■ TO BE DONE:
In the entries below, find every line with "ylabel" and copy it.

------ RECORD SET

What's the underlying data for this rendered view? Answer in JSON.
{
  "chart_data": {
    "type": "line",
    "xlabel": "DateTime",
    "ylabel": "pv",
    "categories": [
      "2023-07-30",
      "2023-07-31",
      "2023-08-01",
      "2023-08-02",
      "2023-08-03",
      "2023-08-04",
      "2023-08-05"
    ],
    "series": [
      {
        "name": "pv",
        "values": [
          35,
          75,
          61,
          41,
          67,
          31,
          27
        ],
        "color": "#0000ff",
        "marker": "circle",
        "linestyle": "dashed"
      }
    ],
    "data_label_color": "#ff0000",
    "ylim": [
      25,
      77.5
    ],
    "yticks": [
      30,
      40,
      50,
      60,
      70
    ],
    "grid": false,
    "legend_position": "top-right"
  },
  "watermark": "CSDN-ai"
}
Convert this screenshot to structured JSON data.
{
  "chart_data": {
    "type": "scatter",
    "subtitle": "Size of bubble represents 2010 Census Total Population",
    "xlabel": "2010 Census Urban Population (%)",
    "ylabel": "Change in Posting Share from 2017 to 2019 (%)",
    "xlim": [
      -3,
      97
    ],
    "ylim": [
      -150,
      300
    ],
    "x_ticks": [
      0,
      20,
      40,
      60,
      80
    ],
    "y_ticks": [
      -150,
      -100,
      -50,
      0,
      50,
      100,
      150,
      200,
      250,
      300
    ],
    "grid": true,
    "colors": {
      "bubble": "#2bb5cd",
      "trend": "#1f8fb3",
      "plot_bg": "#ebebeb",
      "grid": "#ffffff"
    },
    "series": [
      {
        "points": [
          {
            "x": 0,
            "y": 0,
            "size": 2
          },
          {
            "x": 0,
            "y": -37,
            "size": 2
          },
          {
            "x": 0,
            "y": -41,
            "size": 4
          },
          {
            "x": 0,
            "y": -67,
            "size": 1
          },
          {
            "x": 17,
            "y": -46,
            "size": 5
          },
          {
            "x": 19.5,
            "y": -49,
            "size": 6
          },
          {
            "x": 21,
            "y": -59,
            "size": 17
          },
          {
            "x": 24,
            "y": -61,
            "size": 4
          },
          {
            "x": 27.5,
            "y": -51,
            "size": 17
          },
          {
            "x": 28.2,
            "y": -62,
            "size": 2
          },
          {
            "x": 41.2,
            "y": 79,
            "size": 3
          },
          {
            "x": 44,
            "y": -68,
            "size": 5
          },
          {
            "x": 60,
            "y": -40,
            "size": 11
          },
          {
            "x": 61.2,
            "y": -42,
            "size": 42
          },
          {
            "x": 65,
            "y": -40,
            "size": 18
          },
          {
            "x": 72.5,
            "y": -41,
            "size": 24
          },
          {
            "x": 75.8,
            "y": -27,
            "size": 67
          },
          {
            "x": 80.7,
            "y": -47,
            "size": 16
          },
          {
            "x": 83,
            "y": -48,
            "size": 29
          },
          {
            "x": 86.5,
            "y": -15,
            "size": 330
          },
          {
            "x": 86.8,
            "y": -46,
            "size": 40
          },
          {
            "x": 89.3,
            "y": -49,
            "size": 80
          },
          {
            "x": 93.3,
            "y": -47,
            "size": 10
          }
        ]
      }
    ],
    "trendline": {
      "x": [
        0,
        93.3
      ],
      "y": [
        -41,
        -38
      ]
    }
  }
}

------------

■ TASK ANSWER:
    "ylabel": "pv",
    "ylabel": "Change in Posting Share from 2017 to 2019 (%)",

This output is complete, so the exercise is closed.